Challenge
Read the data and repeat it in full, exactly.

Exercise materials
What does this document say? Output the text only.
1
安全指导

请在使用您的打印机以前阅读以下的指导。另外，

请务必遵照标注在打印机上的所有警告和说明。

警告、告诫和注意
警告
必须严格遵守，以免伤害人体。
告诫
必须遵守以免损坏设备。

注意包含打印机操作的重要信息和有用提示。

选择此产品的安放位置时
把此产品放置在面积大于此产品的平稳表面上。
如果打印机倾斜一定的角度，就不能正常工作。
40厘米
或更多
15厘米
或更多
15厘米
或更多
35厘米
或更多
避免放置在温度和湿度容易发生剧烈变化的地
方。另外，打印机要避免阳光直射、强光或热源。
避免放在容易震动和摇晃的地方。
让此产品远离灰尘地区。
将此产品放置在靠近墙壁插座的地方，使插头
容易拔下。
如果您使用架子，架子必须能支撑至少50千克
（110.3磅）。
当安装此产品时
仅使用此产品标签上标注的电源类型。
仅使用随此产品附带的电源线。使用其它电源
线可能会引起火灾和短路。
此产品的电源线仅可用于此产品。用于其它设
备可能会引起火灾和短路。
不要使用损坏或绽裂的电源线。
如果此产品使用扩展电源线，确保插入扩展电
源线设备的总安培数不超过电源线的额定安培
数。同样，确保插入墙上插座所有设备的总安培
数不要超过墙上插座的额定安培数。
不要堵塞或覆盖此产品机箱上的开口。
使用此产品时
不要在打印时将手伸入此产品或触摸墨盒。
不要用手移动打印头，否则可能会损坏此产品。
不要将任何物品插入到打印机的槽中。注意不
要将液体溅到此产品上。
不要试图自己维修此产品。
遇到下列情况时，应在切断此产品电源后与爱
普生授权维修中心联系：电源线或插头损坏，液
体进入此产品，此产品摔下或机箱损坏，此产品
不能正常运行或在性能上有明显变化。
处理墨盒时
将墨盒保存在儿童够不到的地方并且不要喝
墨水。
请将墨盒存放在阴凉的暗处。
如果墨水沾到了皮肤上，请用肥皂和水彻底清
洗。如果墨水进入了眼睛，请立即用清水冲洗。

Correct response
What does this document say? Output the text only.
1
安全指导

请在使用您的打印机以前阅读以下的指导。另外，

请务必遵照标注在打印机上的所有警告和说明。

警告、告诫和注意
警告
必须严格遵守，以免伤害人体。
告诫
必须遵守以免损坏设备。

注意包含打印机操作的重要信息和有用提示。

选择此产品的安放位置时
把此产品放置在面积大于此产品的平稳表面上。
如果打印机倾斜一定的角度，就不能正常工作。
40厘米
或更多
15厘米
或更多
15厘米
或更多
35厘米
或更多
避免放置在温度和湿度容易发生剧烈变化的地
方。另外，打印机要避免阳光直射、强光或热源。
避免放在容易震动和摇晃的地方。
让此产品远离灰尘地区。
将此产品放置在靠近墙壁插座的地方，使插头
容易拔下。
如果您使用架子，架子必须能支撑至少50千克
（110.3磅）。
当安装此产品时
仅使用此产品标签上标注的电源类型。
仅使用随此产品附带的电源线。使用其它电源
线可能会引起火灾和短路。
此产品的电源线仅可用于此产品。用于其它设
备可能会引起火灾和短路。
不要使用损坏或绽裂的电源线。
如果此产品使用扩展电源线，确保插入扩展电
源线设备的总安培数不超过电源线的额定安培
数。同样，确保插入墙上插座所有设备的总安培
数不要超过墙上插座的额定安培数。
不要堵塞或覆盖此产品机箱上的开口。
使用此产品时
不要在打印时将手伸入此产品或触摸墨盒。
不要用手移动打印头，否则可能会损坏此产品。
不要将任何物品插入到打印机的槽中。注意不
要将液体溅到此产品上。
不要试图自己维修此产品。
遇到下列情况时，应在切断此产品电源后与爱
普生授权维修中心联系：电源线或插头损坏，液
体进入此产品，此产品摔下或机箱损坏，此产品
不能正常运行或在性能上有明显变化。
处理墨盒时
将墨盒保存在儿童够不到的地方并且不要喝
墨水。
请将墨盒存放在阴凉的暗处。
如果墨水沾到了皮肤上，请用肥皂和水彻底清
洗。如果墨水进入了眼睛，请立即用清水冲洗。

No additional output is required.